- [Instructions to follow]: Where the word "text" occurs in a line, return that line.

######

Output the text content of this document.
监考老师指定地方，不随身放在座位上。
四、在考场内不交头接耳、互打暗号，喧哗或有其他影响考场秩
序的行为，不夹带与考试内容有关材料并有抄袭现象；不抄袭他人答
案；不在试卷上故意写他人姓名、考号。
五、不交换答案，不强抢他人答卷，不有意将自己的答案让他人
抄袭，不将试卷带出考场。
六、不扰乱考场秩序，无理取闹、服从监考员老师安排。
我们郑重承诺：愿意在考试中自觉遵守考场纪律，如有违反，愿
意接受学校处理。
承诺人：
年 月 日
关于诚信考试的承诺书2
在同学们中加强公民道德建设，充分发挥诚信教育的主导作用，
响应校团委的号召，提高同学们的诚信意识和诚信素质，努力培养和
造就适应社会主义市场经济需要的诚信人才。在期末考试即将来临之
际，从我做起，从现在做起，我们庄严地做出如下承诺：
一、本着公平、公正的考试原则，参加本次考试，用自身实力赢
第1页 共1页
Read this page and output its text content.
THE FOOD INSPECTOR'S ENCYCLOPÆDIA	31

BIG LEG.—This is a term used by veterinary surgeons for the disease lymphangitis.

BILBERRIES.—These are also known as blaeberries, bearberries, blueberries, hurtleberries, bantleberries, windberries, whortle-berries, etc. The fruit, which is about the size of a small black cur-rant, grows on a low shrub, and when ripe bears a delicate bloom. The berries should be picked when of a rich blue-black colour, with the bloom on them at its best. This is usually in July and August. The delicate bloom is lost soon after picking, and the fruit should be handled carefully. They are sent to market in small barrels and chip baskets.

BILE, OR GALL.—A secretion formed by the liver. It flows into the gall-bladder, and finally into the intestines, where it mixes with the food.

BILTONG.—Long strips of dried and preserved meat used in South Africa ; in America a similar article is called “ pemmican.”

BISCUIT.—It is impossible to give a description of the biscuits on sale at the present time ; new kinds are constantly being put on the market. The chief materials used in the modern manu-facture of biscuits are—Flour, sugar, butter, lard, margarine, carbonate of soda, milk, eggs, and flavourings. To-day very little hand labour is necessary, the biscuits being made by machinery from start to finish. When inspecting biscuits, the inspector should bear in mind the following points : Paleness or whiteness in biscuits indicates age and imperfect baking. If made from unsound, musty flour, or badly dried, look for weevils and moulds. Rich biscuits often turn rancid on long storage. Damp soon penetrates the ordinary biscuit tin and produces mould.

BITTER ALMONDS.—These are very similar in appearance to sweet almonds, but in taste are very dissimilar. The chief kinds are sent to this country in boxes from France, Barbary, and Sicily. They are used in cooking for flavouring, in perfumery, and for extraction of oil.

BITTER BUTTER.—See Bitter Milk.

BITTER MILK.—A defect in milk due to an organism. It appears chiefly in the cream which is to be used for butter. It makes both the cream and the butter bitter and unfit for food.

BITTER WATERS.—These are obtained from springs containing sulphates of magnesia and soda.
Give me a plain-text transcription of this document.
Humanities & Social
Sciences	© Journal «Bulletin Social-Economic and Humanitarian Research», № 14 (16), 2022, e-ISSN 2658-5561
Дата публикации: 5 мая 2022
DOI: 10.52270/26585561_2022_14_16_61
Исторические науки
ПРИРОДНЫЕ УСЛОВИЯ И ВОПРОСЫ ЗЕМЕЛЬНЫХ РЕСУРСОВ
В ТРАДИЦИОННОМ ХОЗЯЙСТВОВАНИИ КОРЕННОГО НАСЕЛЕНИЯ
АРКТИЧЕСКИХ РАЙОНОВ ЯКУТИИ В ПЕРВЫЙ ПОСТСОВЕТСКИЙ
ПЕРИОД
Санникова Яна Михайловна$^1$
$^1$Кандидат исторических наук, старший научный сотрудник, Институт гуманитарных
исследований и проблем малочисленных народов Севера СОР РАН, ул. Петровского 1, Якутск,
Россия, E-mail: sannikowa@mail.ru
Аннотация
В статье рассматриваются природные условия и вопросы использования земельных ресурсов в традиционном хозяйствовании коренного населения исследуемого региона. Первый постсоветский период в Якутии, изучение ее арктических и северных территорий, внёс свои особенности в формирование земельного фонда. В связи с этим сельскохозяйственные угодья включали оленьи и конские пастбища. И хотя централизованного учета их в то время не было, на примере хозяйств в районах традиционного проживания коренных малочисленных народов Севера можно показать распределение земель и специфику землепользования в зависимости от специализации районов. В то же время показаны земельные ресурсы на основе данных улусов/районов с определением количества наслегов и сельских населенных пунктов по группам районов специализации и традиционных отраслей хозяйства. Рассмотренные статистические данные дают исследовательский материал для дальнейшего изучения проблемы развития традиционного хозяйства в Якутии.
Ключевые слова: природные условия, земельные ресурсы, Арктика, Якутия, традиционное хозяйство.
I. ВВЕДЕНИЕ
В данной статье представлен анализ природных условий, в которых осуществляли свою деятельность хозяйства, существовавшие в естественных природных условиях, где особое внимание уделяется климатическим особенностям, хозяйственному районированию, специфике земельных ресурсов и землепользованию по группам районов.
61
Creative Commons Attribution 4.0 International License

######

- [Solved problem]:
Output the text content of this document.
Read this page and output its text content.
Give me a plain-text transcription of this document.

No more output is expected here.